* _Goal_
Drop the pictures and extract exactly the lines from the one that contains "Extract all readable text from this page." through the end of the material.

## begin Records shown

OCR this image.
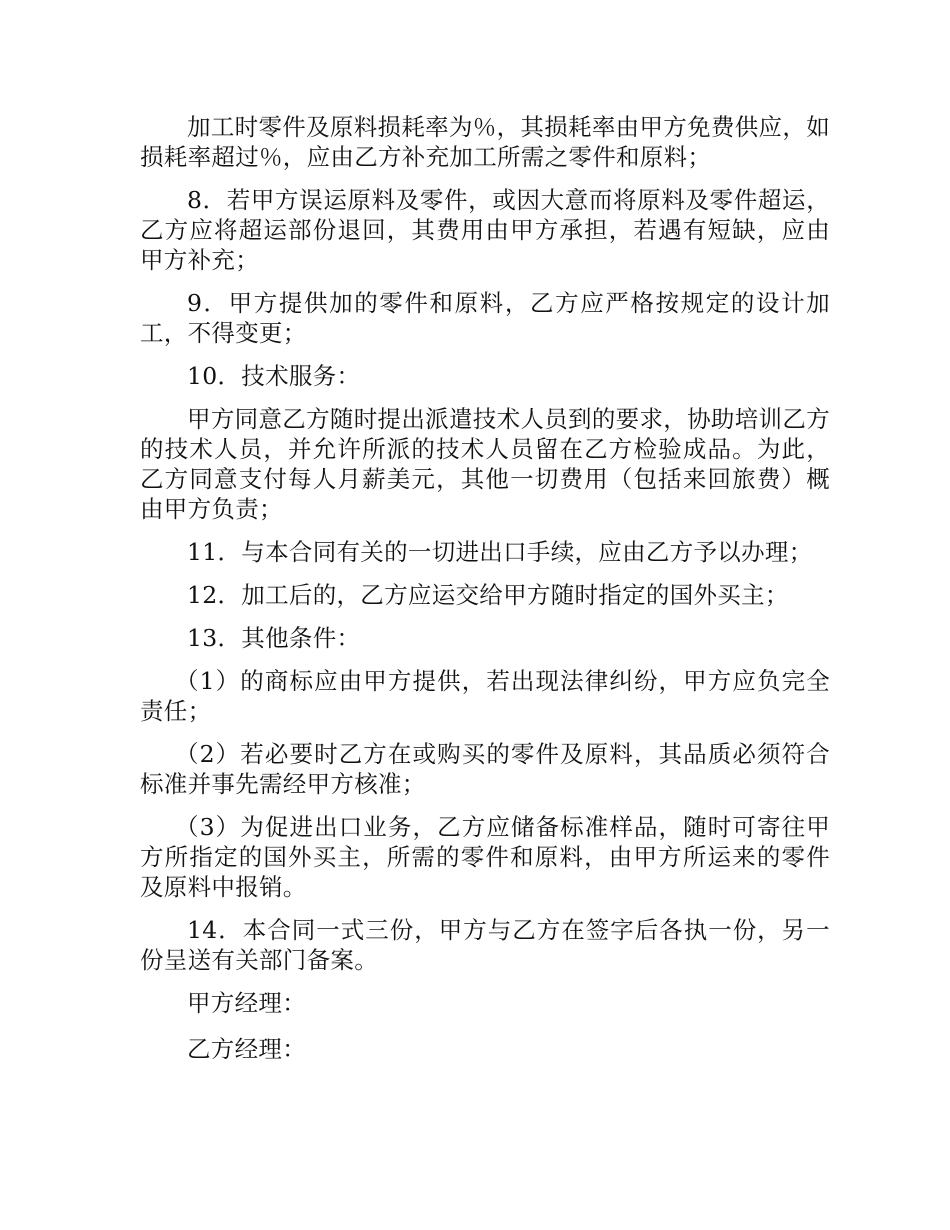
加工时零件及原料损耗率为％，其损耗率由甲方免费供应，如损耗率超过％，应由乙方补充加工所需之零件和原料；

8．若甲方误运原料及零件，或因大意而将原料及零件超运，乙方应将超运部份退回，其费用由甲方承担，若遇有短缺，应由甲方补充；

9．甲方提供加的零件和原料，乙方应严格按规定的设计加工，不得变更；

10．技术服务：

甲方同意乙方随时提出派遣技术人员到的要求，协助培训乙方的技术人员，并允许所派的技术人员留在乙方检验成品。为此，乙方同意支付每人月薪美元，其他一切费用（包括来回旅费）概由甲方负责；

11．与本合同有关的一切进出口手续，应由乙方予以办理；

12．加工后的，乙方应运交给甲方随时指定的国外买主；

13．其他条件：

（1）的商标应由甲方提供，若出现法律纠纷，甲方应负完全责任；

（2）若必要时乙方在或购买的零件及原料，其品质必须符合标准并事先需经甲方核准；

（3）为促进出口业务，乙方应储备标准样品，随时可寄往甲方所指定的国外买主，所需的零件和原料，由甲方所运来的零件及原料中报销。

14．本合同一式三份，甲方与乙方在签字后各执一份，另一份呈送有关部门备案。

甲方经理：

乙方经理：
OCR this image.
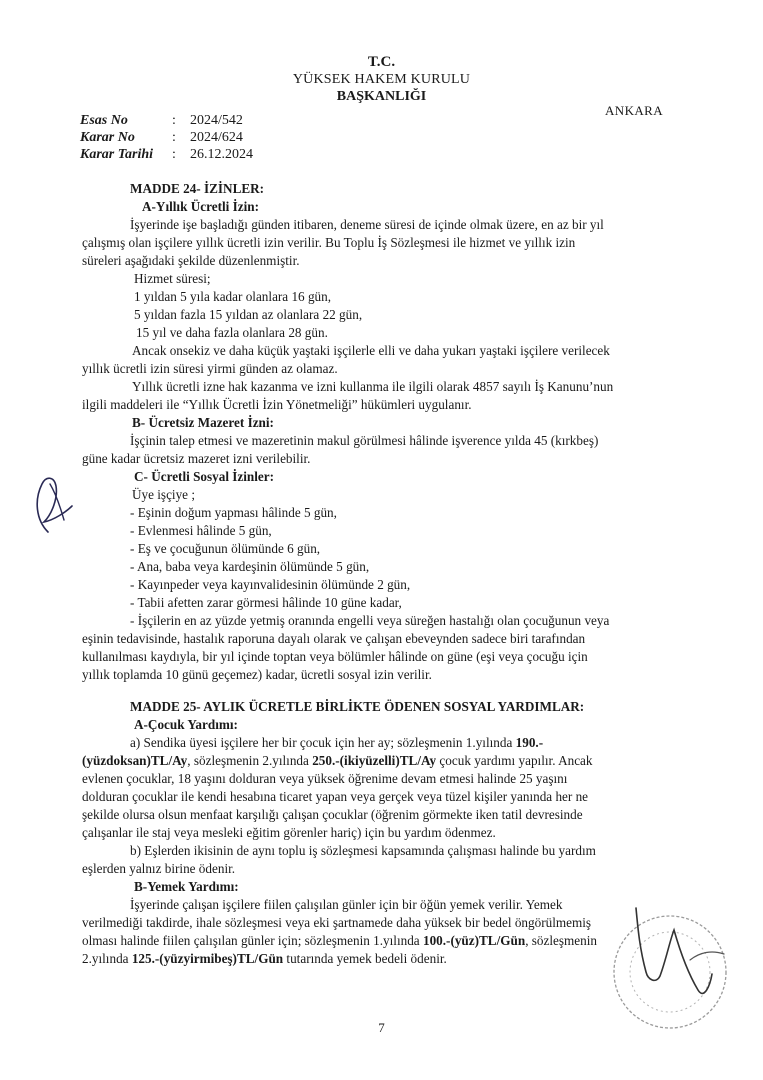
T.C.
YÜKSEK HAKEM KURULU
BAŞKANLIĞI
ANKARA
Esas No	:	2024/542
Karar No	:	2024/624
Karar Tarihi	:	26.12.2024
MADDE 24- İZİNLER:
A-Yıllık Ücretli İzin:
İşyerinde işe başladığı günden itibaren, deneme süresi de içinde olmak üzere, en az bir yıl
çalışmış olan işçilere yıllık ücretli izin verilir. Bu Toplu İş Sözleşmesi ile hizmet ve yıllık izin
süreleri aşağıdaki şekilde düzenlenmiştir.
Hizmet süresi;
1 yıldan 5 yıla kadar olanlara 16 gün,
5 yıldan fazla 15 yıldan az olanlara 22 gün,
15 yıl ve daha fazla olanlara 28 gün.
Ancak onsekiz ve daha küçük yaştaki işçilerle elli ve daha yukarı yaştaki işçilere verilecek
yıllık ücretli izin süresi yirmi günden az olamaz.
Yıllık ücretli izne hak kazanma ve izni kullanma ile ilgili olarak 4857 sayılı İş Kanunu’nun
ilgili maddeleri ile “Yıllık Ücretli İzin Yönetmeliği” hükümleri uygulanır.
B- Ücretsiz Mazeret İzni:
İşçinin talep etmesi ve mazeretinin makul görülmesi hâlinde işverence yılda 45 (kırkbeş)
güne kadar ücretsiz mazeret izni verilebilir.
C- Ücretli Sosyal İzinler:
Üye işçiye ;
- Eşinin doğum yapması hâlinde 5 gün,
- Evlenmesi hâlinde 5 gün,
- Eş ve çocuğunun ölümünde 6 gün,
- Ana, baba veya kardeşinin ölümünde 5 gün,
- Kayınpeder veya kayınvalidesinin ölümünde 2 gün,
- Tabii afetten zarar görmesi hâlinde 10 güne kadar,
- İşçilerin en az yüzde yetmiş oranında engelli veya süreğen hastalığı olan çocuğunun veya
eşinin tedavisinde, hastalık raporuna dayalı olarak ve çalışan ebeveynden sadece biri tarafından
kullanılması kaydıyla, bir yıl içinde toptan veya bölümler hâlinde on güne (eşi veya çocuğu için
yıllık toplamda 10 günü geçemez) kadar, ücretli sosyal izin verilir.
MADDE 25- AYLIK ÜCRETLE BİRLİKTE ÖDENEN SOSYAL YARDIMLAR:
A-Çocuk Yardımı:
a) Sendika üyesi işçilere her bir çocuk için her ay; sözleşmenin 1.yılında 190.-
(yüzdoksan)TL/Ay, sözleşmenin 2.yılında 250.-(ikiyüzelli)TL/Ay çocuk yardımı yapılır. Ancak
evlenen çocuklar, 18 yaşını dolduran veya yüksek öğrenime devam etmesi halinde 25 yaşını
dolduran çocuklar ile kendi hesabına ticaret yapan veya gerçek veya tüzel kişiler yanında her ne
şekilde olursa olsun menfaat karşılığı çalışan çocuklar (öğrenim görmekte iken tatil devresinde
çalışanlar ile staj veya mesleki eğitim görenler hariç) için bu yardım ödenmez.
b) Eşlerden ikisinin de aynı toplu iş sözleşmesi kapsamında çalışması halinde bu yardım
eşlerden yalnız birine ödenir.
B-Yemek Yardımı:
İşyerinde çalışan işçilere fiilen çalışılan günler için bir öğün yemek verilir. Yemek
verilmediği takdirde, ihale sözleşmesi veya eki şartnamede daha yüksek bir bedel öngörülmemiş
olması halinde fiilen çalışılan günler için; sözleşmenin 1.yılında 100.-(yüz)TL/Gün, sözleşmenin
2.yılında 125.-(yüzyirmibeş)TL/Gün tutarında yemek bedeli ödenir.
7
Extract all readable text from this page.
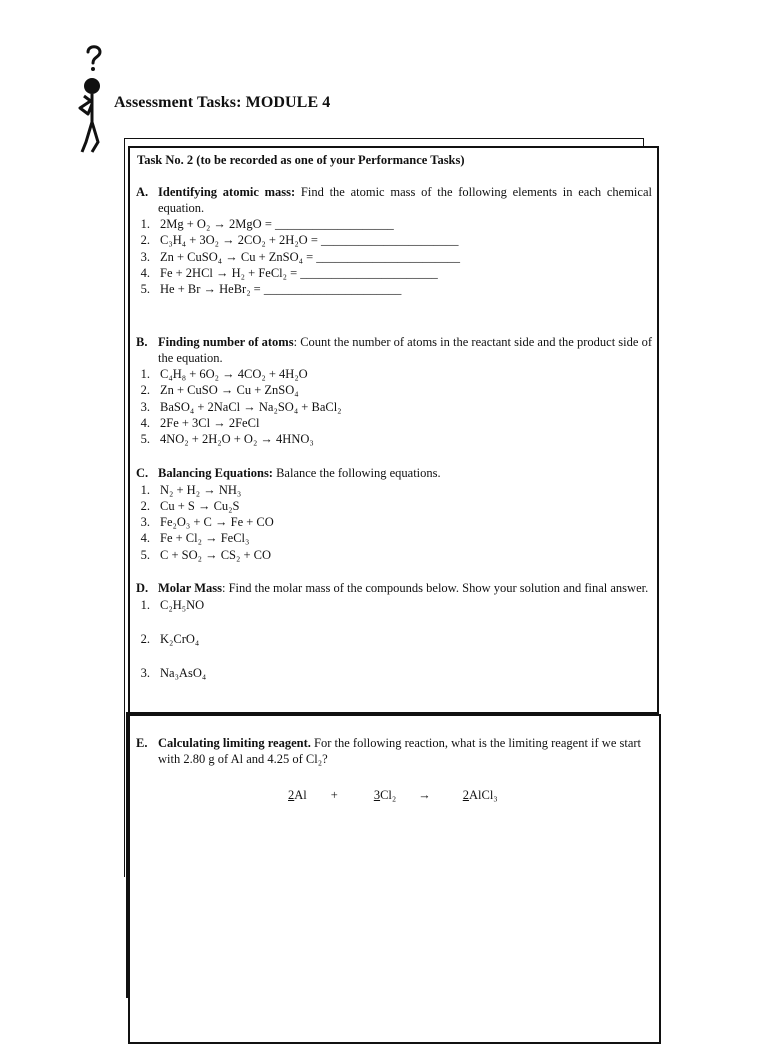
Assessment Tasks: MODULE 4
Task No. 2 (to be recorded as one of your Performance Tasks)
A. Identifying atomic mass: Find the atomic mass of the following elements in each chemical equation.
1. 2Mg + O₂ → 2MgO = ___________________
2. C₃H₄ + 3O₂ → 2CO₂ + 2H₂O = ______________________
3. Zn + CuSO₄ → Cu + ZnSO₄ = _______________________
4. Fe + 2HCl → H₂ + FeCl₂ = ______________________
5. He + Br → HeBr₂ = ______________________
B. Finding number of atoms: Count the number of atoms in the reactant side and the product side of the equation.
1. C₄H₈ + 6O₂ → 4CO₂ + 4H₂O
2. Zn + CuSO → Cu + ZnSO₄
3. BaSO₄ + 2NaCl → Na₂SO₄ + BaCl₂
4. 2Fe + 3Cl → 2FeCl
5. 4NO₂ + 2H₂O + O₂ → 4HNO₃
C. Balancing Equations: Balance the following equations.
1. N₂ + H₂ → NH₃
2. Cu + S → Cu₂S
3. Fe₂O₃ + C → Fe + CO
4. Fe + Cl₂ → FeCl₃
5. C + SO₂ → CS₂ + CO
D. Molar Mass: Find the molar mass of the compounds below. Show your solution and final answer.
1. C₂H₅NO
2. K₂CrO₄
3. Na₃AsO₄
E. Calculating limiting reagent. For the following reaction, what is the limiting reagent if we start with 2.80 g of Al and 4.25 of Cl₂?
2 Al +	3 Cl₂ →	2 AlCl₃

## end Records shown

* _Written response_
Extract all readable text from this page.
Assessment Tasks: MODULE 4
Task No. 2 (to be recorded as one of your Performance Tasks)
A. Identifying atomic mass: Find the atomic mass of the following elements in each chemical equation.
1. 2Mg + O₂ → 2MgO = ___________________
2. C₃H₄ + 3O₂ → 2CO₂ + 2H₂O = ______________________
3. Zn + CuSO₄ → Cu + ZnSO₄ = _______________________
4. Fe + 2HCl → H₂ + FeCl₂ = ______________________
5. He + Br → HeBr₂ = ______________________
B. Finding number of atoms: Count the number of atoms in the reactant side and the product side of the equation.
1. C₄H₈ + 6O₂ → 4CO₂ + 4H₂O
2. Zn + CuSO → Cu + ZnSO₄
3. BaSO₄ + 2NaCl → Na₂SO₄ + BaCl₂
4. 2Fe + 3Cl → 2FeCl
5. 4NO₂ + 2H₂O + O₂ → 4HNO₃
C. Balancing Equations: Balance the following equations.
1. N₂ + H₂ → NH₃
2. Cu + S → Cu₂S
3. Fe₂O₃ + C → Fe + CO
4. Fe + Cl₂ → FeCl₃
5. C + SO₂ → CS₂ + CO
D. Molar Mass: Find the molar mass of the compounds below. Show your solution and final answer.
1. C₂H₅NO
2. K₂CrO₄
3. Na₃AsO₄
E. Calculating limiting reagent. For the following reaction, what is the limiting reagent if we start with 2.80 g of Al and 4.25 of Cl₂?
2 Al +	3 Cl₂ →	2 AlCl₃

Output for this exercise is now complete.